* [Prompt] Gather up the lines with the word "Федерации" in them.

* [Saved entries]
------
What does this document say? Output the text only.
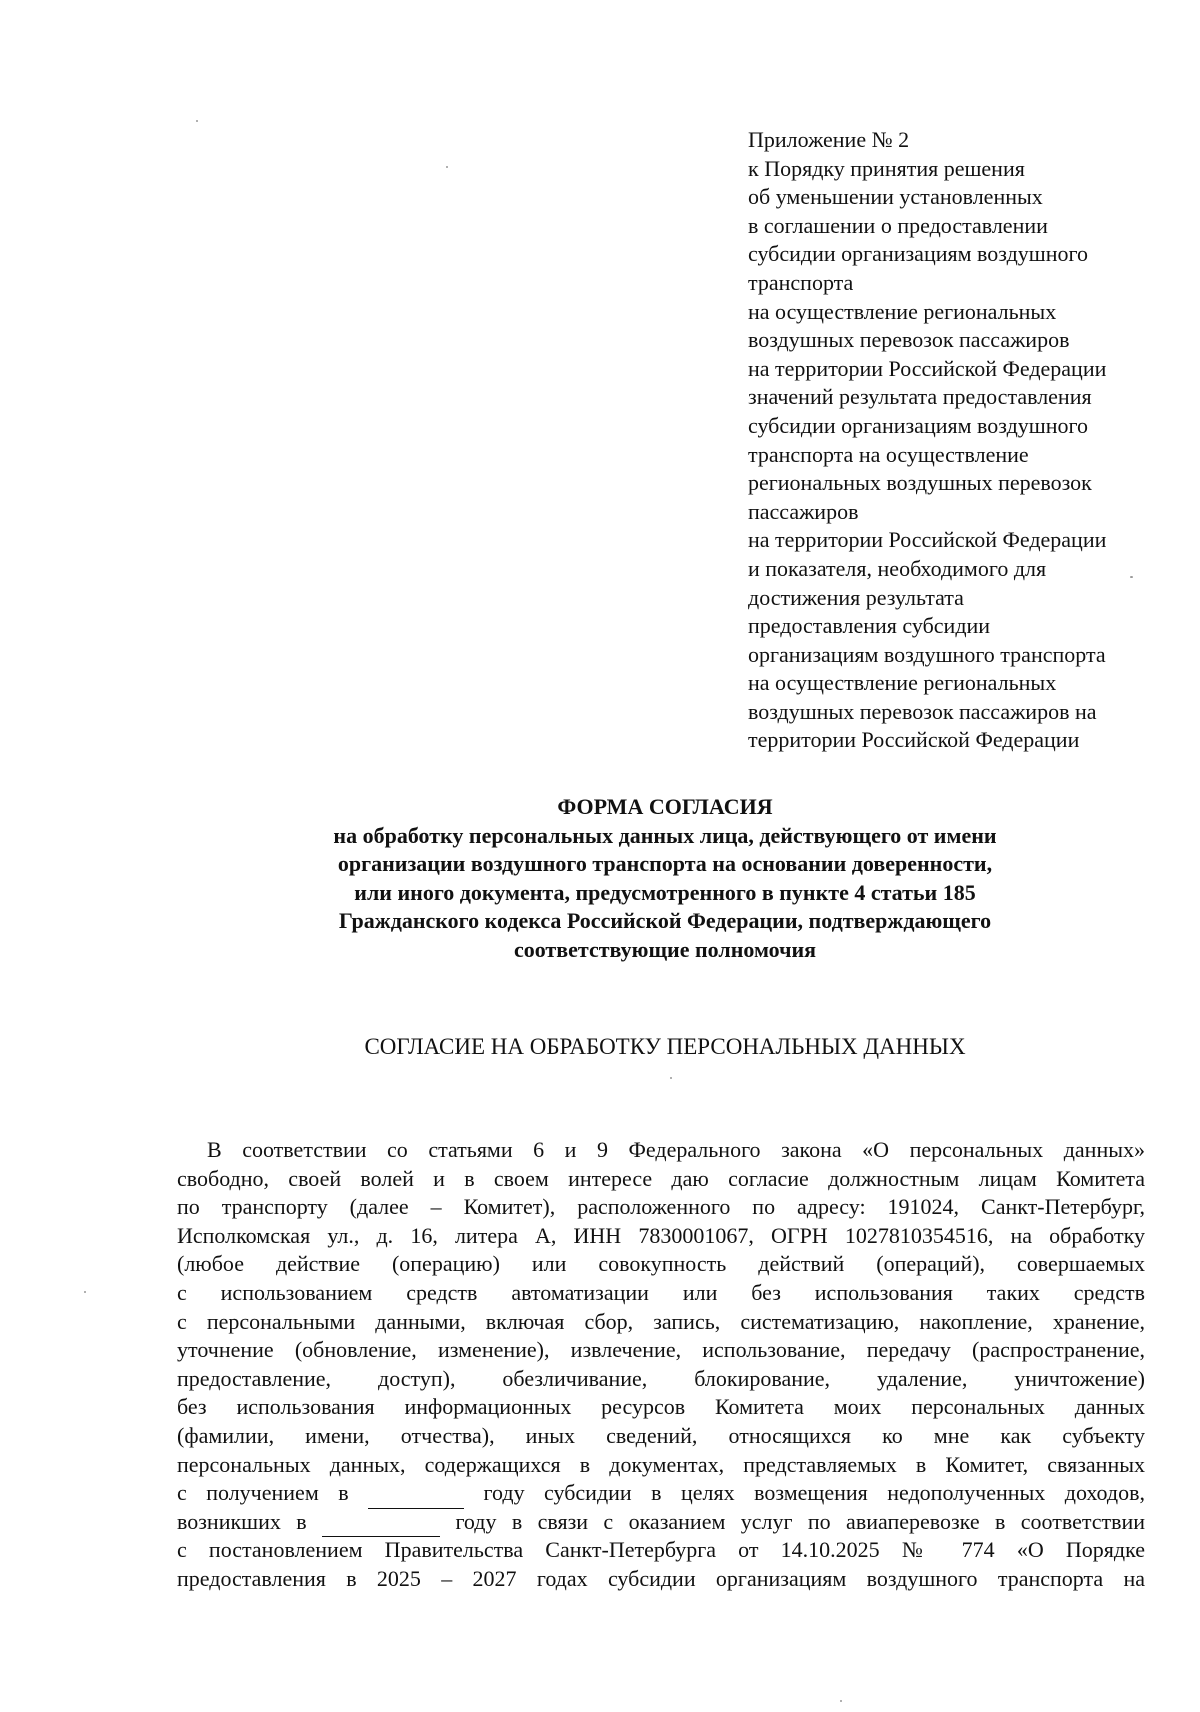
Приложение № 2
к Порядку принятия решения
об уменьшении установленных
в соглашении о предоставлении
субсидии организациям воздушного
транспорта
на осуществление региональных
воздушных перевозок пассажиров
на территории Российской Федерации
значений результата предоставления
субсидии организациям воздушного
транспорта на осуществление
региональных воздушных перевозок
пассажиров
на территории Российской Федерации
и показателя, необходимого для
достижения результата
предоставления субсидии
организациям воздушного транспорта
на осуществление региональных
воздушных перевозок пассажиров на
территории Российской Федерации
ФОРМА СОГЛАСИЯ
на обработку персональных данных лица, действующего от имени
организации воздушного транспорта на основании доверенности,
или иного документа, предусмотренного в пункте 4 статьи 185
Гражданского кодекса Российской Федерации, подтверждающего
соответствующие полномочия
СОГЛАСИЕ НА ОБРАБОТКУ ПЕРСОНАЛЬНЫХ ДАННЫХ
В соответствии со статьями 6 и 9 Федерального закона «О персональных данных»
свободно, своей волей и в своем интересе даю согласие должностным лицам Комитета
по транспорту (далее – Комитет), расположенного по адресу: 191024, Санкт-Петербург,
Исполкомская ул., д. 16, литера А, ИНН 7830001067, ОГРН 1027810354516, на обработку
(любое действие (операцию) или совокупность действий (операций), совершаемых
с использованием средств автоматизации или без использования таких средств
с персональными данными, включая сбор, запись, систематизацию, накопление, хранение,
уточнение (обновление, изменение), извлечение, использование, передачу (распространение,
предоставление, доступ), обезличивание, блокирование, удаление, уничтожение)
без использования информационных ресурсов Комитета моих персональных данных
(фамилии, имени, отчества), иных сведений, относящихся ко мне как субъекту
персональных данных, содержащихся в документах, представляемых в Комитет, связанных
с получением в	году субсидии в целях возмещения недополученных доходов,
возникших в	году в связи с оказанием услуг по авиаперевозке в соответствии
с постановлением Правительства Санкт-Петербурга от 14.10.2025 № 774 «О Порядке
предоставления в 2025 – 2027 годах субсидии организациям воздушного транспорта на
------
* [Correct answer]
на территории Российской Федерации
на территории Российской Федерации
территории Российской Федерации
Гражданского кодекса Российской Федерации, подтверждающего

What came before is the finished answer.